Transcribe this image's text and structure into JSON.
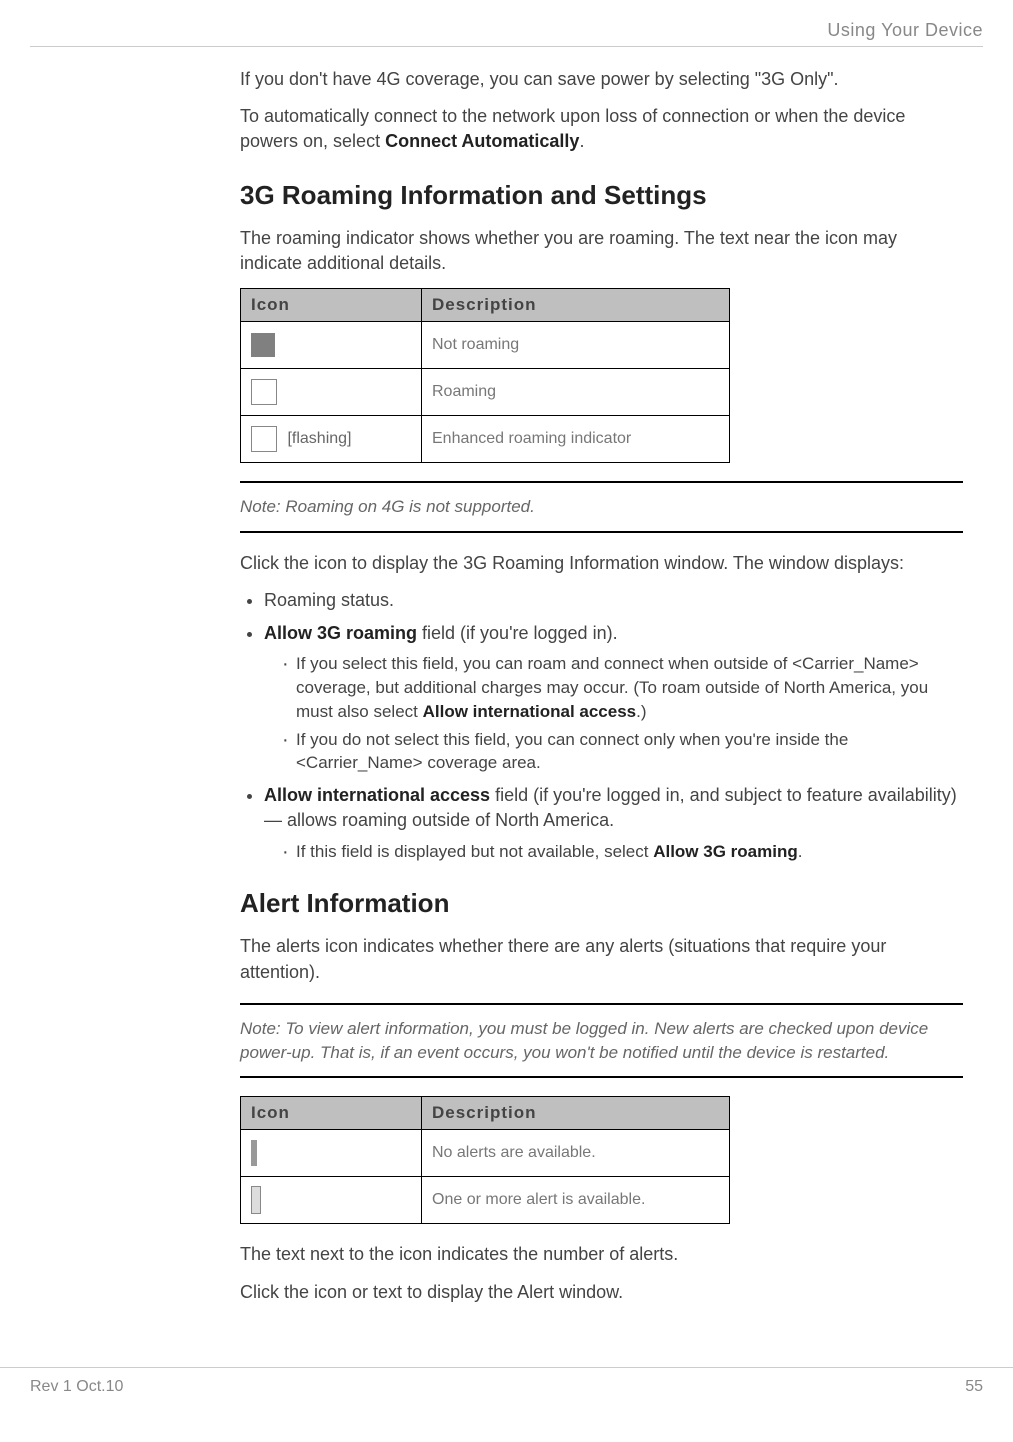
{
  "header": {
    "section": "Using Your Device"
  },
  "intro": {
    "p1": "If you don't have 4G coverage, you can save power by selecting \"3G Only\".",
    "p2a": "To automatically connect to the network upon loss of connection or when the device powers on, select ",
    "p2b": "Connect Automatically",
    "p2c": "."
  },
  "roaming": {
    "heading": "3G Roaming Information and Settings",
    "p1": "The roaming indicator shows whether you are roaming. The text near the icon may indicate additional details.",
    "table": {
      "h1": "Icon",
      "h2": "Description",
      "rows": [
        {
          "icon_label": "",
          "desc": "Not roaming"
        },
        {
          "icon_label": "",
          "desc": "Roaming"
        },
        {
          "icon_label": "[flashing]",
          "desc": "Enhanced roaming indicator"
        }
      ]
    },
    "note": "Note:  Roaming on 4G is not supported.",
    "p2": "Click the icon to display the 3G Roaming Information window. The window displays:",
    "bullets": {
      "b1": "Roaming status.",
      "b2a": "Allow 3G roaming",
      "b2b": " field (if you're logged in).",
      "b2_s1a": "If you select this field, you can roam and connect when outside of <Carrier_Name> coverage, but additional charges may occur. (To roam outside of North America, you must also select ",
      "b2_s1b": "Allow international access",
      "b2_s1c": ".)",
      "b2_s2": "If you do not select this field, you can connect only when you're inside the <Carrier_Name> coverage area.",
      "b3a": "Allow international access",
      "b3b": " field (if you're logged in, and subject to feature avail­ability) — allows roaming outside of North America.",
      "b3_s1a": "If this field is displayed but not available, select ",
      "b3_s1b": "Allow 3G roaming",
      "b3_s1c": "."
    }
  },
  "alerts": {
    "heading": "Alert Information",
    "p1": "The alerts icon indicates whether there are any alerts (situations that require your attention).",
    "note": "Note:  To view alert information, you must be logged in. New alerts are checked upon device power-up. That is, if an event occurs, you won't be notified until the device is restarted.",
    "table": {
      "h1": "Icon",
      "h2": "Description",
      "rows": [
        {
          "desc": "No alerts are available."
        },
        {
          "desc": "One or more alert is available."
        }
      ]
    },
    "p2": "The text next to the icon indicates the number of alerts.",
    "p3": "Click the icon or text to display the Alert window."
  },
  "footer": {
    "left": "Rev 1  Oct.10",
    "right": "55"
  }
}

--

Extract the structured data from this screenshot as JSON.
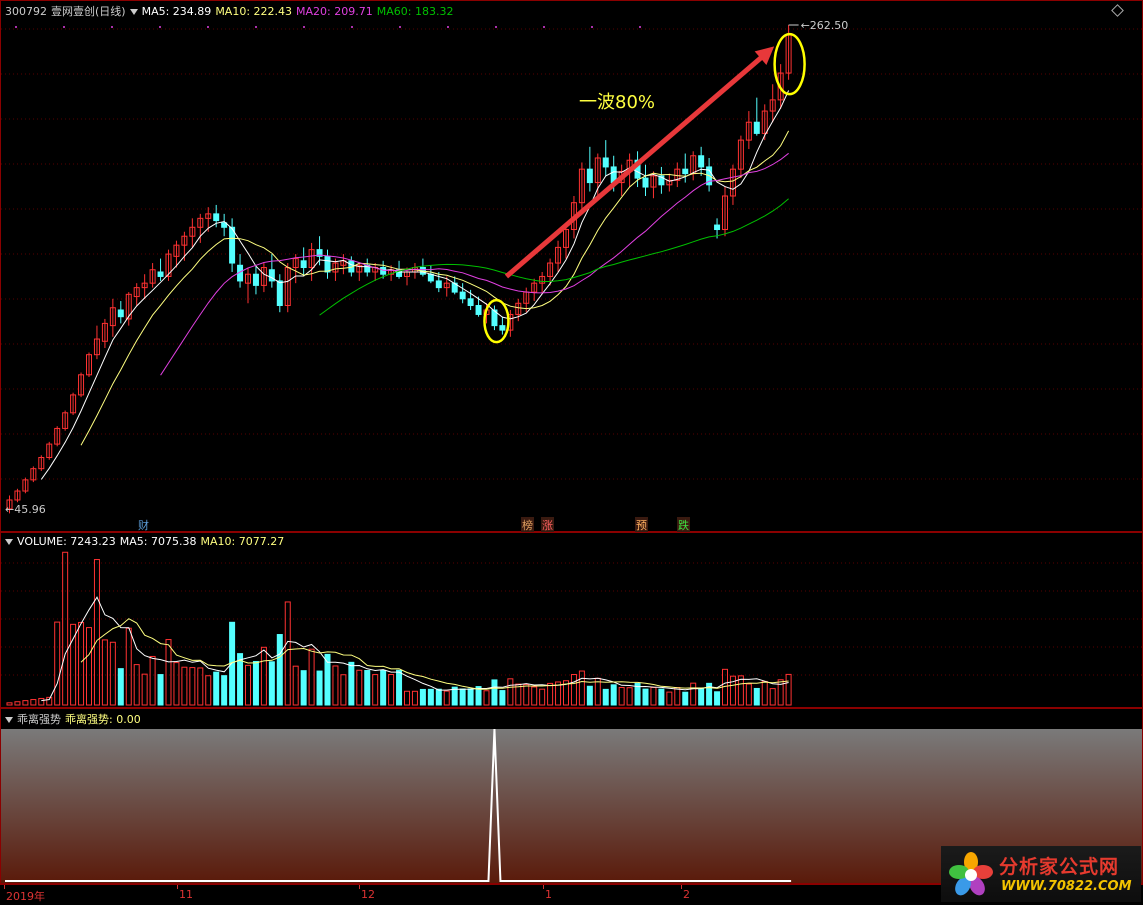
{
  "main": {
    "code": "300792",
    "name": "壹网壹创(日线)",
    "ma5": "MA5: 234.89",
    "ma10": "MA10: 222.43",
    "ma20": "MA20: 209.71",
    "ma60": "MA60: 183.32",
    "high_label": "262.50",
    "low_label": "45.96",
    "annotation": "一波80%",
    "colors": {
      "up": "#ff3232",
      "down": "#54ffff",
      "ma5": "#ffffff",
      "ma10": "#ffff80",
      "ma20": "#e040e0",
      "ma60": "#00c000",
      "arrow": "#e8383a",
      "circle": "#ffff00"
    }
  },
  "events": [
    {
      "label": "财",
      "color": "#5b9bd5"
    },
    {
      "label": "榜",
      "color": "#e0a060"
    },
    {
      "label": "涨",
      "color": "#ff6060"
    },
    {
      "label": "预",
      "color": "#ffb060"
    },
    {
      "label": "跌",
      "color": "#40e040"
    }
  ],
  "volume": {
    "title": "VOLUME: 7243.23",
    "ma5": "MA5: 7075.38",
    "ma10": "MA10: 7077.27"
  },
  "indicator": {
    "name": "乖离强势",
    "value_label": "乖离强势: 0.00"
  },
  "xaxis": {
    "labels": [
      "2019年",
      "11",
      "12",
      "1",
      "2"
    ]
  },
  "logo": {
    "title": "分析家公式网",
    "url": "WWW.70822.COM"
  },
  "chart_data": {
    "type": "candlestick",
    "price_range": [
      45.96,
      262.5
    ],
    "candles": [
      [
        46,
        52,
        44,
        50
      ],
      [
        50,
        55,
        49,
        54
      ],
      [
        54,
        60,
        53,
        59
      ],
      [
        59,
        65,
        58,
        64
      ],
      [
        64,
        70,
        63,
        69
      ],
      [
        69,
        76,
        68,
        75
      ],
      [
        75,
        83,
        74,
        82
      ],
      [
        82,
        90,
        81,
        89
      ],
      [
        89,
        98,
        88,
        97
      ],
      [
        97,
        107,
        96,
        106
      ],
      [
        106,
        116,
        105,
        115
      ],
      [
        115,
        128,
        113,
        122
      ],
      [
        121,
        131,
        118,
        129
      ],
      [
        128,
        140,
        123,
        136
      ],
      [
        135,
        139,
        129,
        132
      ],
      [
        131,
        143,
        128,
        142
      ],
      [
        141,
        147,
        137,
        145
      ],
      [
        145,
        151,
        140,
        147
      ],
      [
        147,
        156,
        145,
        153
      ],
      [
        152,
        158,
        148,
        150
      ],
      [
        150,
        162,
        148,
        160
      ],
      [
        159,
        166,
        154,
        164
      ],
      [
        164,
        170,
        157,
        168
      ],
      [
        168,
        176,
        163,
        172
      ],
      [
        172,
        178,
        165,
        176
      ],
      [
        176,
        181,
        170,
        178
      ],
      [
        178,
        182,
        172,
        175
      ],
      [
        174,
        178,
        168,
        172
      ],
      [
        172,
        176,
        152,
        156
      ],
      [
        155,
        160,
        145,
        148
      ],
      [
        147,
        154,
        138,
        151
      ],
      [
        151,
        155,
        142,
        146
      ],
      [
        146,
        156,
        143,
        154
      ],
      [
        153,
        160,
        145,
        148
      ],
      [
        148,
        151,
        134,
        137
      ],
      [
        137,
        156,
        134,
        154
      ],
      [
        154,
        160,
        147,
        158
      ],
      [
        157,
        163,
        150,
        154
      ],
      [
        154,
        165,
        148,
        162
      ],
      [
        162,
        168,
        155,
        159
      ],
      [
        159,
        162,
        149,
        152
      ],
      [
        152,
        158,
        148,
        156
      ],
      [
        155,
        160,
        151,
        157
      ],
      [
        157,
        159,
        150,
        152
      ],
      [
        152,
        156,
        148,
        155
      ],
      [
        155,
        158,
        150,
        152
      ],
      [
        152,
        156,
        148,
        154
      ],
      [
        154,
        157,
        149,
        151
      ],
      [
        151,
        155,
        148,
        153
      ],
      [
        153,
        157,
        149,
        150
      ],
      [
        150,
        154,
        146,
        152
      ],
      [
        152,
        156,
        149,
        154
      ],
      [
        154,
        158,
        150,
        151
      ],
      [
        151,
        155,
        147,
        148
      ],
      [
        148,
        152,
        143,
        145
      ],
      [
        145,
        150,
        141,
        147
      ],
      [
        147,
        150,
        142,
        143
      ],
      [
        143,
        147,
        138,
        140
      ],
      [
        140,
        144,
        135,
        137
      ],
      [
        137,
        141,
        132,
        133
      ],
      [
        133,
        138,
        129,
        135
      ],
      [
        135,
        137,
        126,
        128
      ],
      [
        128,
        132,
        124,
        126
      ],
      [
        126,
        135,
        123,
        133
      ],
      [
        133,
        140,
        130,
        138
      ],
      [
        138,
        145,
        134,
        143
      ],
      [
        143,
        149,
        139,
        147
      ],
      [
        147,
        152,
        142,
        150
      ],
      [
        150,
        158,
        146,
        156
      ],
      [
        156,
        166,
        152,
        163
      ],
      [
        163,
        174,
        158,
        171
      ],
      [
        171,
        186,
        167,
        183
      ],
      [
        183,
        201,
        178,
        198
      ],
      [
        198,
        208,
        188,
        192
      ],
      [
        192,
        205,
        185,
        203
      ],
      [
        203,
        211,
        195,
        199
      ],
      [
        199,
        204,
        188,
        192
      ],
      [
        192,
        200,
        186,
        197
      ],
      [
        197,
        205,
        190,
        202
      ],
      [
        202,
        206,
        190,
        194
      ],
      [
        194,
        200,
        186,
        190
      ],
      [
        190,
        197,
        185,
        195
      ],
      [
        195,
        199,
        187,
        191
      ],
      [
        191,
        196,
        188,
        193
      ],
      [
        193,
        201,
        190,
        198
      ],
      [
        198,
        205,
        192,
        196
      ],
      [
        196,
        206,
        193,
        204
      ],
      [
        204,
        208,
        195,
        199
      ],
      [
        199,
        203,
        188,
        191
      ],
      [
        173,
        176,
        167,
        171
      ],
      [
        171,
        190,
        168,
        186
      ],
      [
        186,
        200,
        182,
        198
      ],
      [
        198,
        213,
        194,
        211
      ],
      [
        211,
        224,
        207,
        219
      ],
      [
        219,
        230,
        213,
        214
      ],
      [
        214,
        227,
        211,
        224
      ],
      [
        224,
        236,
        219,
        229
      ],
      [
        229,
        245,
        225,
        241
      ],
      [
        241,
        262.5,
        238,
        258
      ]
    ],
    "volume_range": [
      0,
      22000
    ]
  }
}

## STATED GOAL
Select every line above that contains the word "must", and copy it.

## ANSWER TO THE EXERCISE
      "b2_s1a": "If you select this field, you can roam and connect when outside of <Carrier_Name> coverage, but additional charges may occur. (To roam outside of North America, you must also select ",
    "note": "Note:  To view alert information, you must be logged in. New alerts are checked upon device power-up. That is, if an event occurs, you won't be notified until the device is restarted.",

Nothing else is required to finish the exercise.